* WHAT YOU ARE ASKED TO DO *
Write the lines as a numbered list, starting at the line that contains "pct-bar bbox=[803, 195, 886, 215]" and ending at the line that contains "row-current-cost: 1250.5 bbox=[289, 197, 351, 216]", with any blank lines left out.

* SUPPLIED MATERIAL *
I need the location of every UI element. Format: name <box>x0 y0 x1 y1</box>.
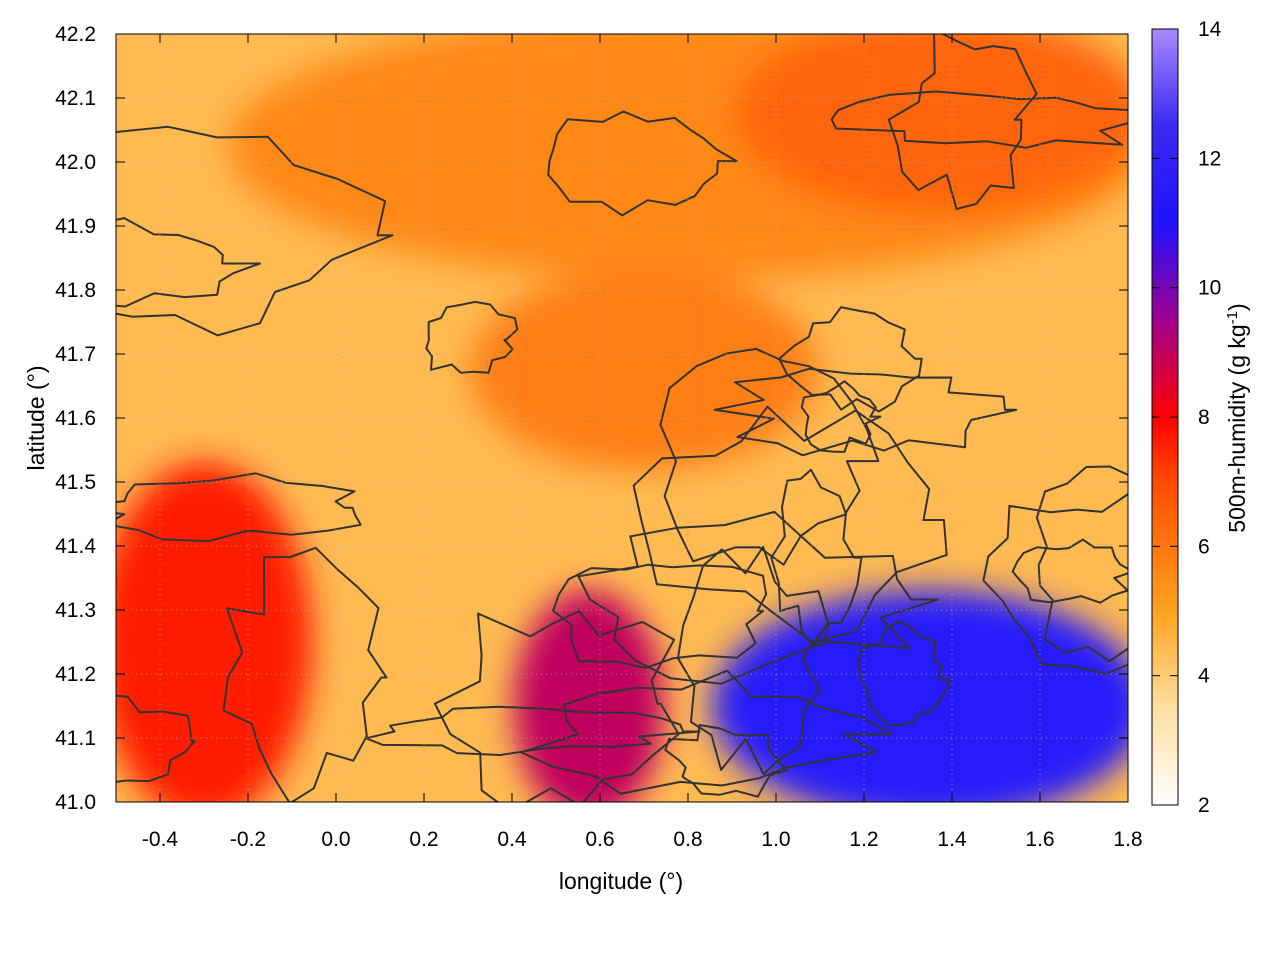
x-tick-label: -0.2 <box>230 828 266 851</box>
contour-line <box>520 669 892 795</box>
x-tick-label: 1.4 <box>937 828 967 851</box>
x-tick-label: 0.8 <box>673 828 702 851</box>
contour-line <box>116 217 261 308</box>
contour-line <box>433 610 680 802</box>
x-tick-label: 0.4 <box>497 828 527 851</box>
colorbar-tick-label: 6 <box>1198 535 1210 558</box>
contour-line <box>664 724 789 798</box>
colorbar: 2 4 6 8 10 12 14 500m-humidity (g kg-1) <box>1151 18 1251 817</box>
x-tick-label: 1.8 <box>1113 828 1142 851</box>
y-tick-label: 42.1 <box>55 87 96 110</box>
contour-line <box>116 694 196 783</box>
contour-line <box>830 90 1128 149</box>
heatmap-region-coastal-moist <box>712 590 1128 802</box>
colorbar-label-suffix: ) <box>1224 303 1250 311</box>
heatmap-region-central-ridge <box>470 270 818 470</box>
y-tick-label: 41.1 <box>55 727 96 750</box>
contour-line <box>116 472 362 543</box>
y-axis-label: latitude (°) <box>23 365 49 470</box>
contour-line <box>1011 538 1128 604</box>
contour-lines <box>116 34 1128 802</box>
y-tick-label: 41.3 <box>55 599 96 622</box>
x-tick-label: 1.0 <box>761 828 790 851</box>
y-tick-label: 41.8 <box>55 279 96 302</box>
x-axis: -0.4 -0.2 0.0 0.2 0.4 0.6 0.8 1.0 1.2 1.4 1.6 1.8 <box>142 34 1143 851</box>
y-tick-label: 42.0 <box>55 151 96 174</box>
contour-line <box>632 405 948 643</box>
contour-line <box>547 110 738 217</box>
contour-line <box>770 468 863 647</box>
x-tick-label: 1.6 <box>1025 828 1054 851</box>
y-axis: 41.0 41.1 41.2 41.3 41.4 41.5 41.6 41.7 41.8 41.9… <box>55 23 1128 814</box>
contour-line <box>800 380 882 453</box>
contour-line <box>887 34 1038 210</box>
colorbar-tick-label: 2 <box>1198 794 1210 817</box>
colorbar-ticks: 2 4 6 8 10 12 14 <box>1152 18 1222 817</box>
contour-line <box>116 125 394 337</box>
contour-line <box>982 492 1128 675</box>
y-tick-label: 41.9 <box>55 215 96 238</box>
x-tick-label: 0.6 <box>585 828 614 851</box>
colorbar-label-superscript: -1 <box>1224 311 1241 324</box>
y-tick-label: 41.2 <box>55 663 96 686</box>
contour-line <box>222 546 388 802</box>
contour-line <box>857 620 952 727</box>
colorbar-label: 500m-humidity (g kg-1) <box>1224 303 1251 532</box>
colorbar-label-main: 500m-humidity (g kg <box>1224 324 1250 532</box>
colorbar-tick-label: 8 <box>1198 406 1210 429</box>
contour-line <box>365 705 701 756</box>
x-tick-label: -0.4 <box>142 828 179 851</box>
y-tick-label: 41.7 <box>55 343 96 366</box>
x-tick-label: 1.2 <box>849 828 878 851</box>
x-tick-label: 0.0 <box>321 828 350 851</box>
colorbar-tick-label: 10 <box>1198 277 1221 300</box>
contour-line <box>778 306 923 413</box>
contour-line <box>659 347 880 566</box>
heatmap-region-northeast-high <box>734 34 1128 214</box>
heatmap-region-west-moist <box>116 462 312 802</box>
contour-line <box>425 300 519 374</box>
contour-line <box>552 563 768 669</box>
colorbar-tick-label: 12 <box>1198 147 1221 170</box>
y-tick-label: 41.0 <box>55 791 96 814</box>
x-tick-label: 0.2 <box>409 828 438 851</box>
colorbar-tick-label: 14 <box>1198 18 1222 41</box>
y-tick-label: 41.6 <box>55 407 96 430</box>
contour-line <box>1035 465 1128 663</box>
y-tick-label: 42.2 <box>55 23 96 46</box>
contour-line <box>713 367 1018 457</box>
colorbar-tick-label: 4 <box>1198 665 1210 688</box>
y-tick-label: 41.5 <box>55 471 96 494</box>
contour-line <box>577 510 940 685</box>
contour-line <box>676 545 829 775</box>
x-axis-label: longitude (°) <box>559 868 683 894</box>
y-tick-label: 41.4 <box>55 535 96 558</box>
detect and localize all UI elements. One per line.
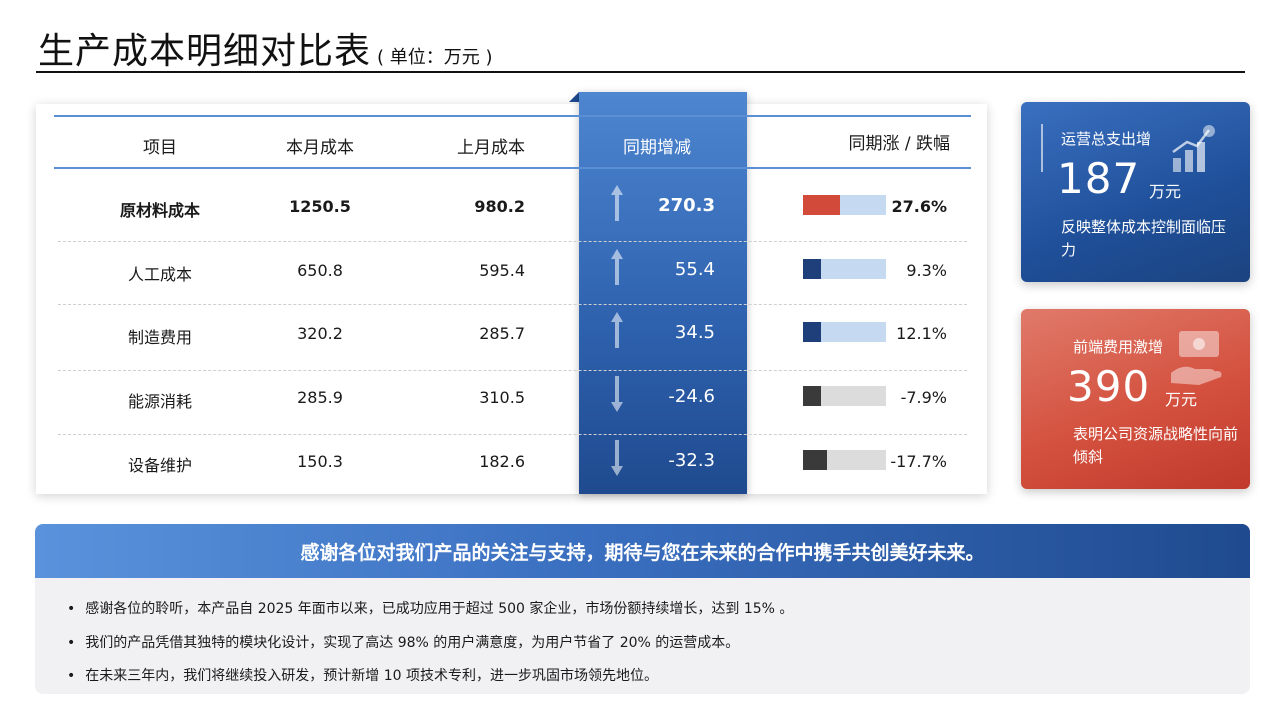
pct-bar bbox=[803, 195, 886, 215]
header-previous: 上月成本 bbox=[457, 138, 525, 158]
banner-text: 感谢各位对我们产品的关注与支持，期待与您在未来的合作中携手共创美好未来。 bbox=[300, 541, 985, 564]
pct-bar-fill bbox=[803, 322, 821, 342]
row-current-cost: 320.2 bbox=[297, 324, 343, 343]
cost-table-card bbox=[36, 104, 987, 494]
row-current-cost: 650.8 bbox=[297, 261, 343, 280]
arrow-up-icon bbox=[611, 312, 623, 348]
kpi-unit: 万元 bbox=[1165, 390, 1198, 409]
row-diff-value: 34.5 bbox=[674, 322, 715, 343]
row-pct-value: 12.1% bbox=[896, 324, 947, 343]
row-current-cost: 1250.5 bbox=[289, 197, 351, 216]
kpi-value: 187 bbox=[1057, 154, 1141, 203]
pct-bar bbox=[803, 322, 886, 342]
row-pct-value: -17.7% bbox=[890, 452, 947, 471]
row-divider bbox=[58, 370, 967, 371]
row-divider bbox=[58, 434, 967, 435]
table-top-rule bbox=[54, 115, 971, 117]
kpi-description: 反映整体成本控制面临压力 bbox=[1061, 218, 1227, 259]
diff-highlight-column bbox=[579, 92, 747, 494]
row-current-cost: 285.9 bbox=[297, 388, 343, 407]
kpi-card-total-expense: 运营总支出增 187 万元 反映整体成本控制面临压力 bbox=[1021, 102, 1250, 282]
row-divider bbox=[58, 304, 967, 305]
row-pct-value: 9.3% bbox=[906, 261, 947, 280]
arrow-up-icon bbox=[611, 249, 623, 285]
row-item-name: 能源消耗 bbox=[127, 392, 192, 411]
row-diff-value: 270.3 bbox=[658, 195, 715, 216]
header-current: 本月成本 bbox=[286, 138, 354, 158]
note-item: 在未来三年内，我们将继续投入研发，预计新增 10 项技术专利，进一步巩固市场领先… bbox=[67, 665, 658, 685]
row-item-name: 设备维护 bbox=[127, 456, 192, 475]
arrow-down-icon bbox=[611, 440, 623, 476]
kpi-label: 前端费用激增 bbox=[1073, 338, 1164, 356]
row-previous-cost: 980.2 bbox=[474, 197, 525, 216]
title-unit: ( 单位：万元 ) bbox=[377, 47, 493, 68]
page-title: 生产成本明细对比表 ( 单位：万元 ) bbox=[38, 22, 493, 74]
pct-bar bbox=[803, 386, 886, 406]
kpi-unit: 万元 bbox=[1149, 182, 1182, 201]
kpi-accent-line bbox=[1041, 124, 1043, 172]
row-divider bbox=[58, 241, 967, 242]
row-current-cost: 150.3 bbox=[297, 452, 343, 471]
row-pct-value: 27.6% bbox=[891, 197, 947, 216]
row-diff-value: 55.4 bbox=[674, 259, 715, 280]
thanks-banner: 感谢各位对我们产品的关注与支持，期待与您在未来的合作中携手共创美好未来。 bbox=[35, 524, 1250, 578]
row-item-name: 原材料成本 bbox=[119, 201, 200, 220]
row-previous-cost: 310.5 bbox=[479, 388, 525, 407]
note-item: 感谢各位的聆听，本产品自 2025 年面市以来，已成功应用于超过 500 家企业… bbox=[67, 598, 793, 618]
note-item: 我们的产品凭借其独特的模块化设计，实现了高达 98% 的用户满意度，为用户节省了… bbox=[67, 632, 739, 652]
arrow-down-icon bbox=[611, 376, 623, 412]
pct-bar bbox=[803, 450, 886, 470]
pct-bar-fill bbox=[803, 386, 821, 406]
row-item-name: 制造费用 bbox=[127, 328, 192, 347]
row-previous-cost: 595.4 bbox=[479, 261, 525, 280]
pct-bar-fill bbox=[803, 195, 840, 215]
header-diff: 同期增减 bbox=[623, 138, 691, 158]
title-divider bbox=[36, 71, 1245, 73]
row-pct-value: -7.9% bbox=[900, 388, 947, 407]
row-item-name: 人工成本 bbox=[127, 265, 192, 284]
kpi-value: 390 bbox=[1067, 362, 1151, 411]
kpi-card-frontend-cost: 前端费用激增 390 万元 表明公司资源战略性向前倾斜 bbox=[1021, 309, 1250, 489]
notes-panel: 感谢各位的聆听，本产品自 2025 年面市以来，已成功应用于超过 500 家企业… bbox=[35, 578, 1250, 694]
kpi-description: 表明公司资源战略性向前倾斜 bbox=[1073, 425, 1239, 466]
header-item: 项目 bbox=[143, 138, 177, 158]
kpi-label: 运营总支出增 bbox=[1061, 130, 1152, 148]
pct-bar bbox=[803, 259, 886, 279]
row-diff-value: -24.6 bbox=[668, 386, 715, 407]
highlight-notch bbox=[569, 92, 579, 102]
pct-bar-fill bbox=[803, 259, 821, 279]
arrow-up-icon bbox=[611, 185, 623, 221]
pct-bar-fill bbox=[803, 450, 827, 470]
title-main: 生产成本明细对比表 bbox=[38, 31, 372, 72]
row-diff-value: -32.3 bbox=[668, 450, 715, 471]
row-previous-cost: 285.7 bbox=[479, 324, 525, 343]
row-previous-cost: 182.6 bbox=[479, 452, 525, 471]
table-header-rule bbox=[54, 167, 971, 169]
money-hand-icon bbox=[1171, 331, 1222, 385]
header-pct: 同期涨 / 跌幅 bbox=[848, 134, 950, 154]
growth-chart-icon bbox=[1172, 125, 1215, 172]
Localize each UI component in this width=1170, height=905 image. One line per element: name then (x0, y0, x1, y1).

* COMPLETED EXERCISE *
1. pct-bar bbox=[803, 195, 886, 215]
2. header-previous: 上月成本 bbox=[457, 138, 525, 158]
3. banner-text: 感谢各位对我们产品的关注与支持，期待与您在未来的合作中携手共创美好未来。 bbox=[300, 541, 985, 564]
4. pct-bar-fill bbox=[803, 322, 821, 342]
5. row-current-cost: 320.2 bbox=[297, 324, 343, 343]
6. cost-table-card bbox=[36, 104, 987, 494]
7. row-current-cost: 650.8 bbox=[297, 261, 343, 280]
8. arrow-up-icon bbox=[611, 312, 623, 348]
9. kpi-unit: 万元 bbox=[1165, 390, 1198, 409]
10. row-diff-value: 34.5 bbox=[674, 322, 715, 343]
11. row-pct-value: 12.1% bbox=[896, 324, 947, 343]
12. row-current-cost: 1250.5 bbox=[289, 197, 351, 216]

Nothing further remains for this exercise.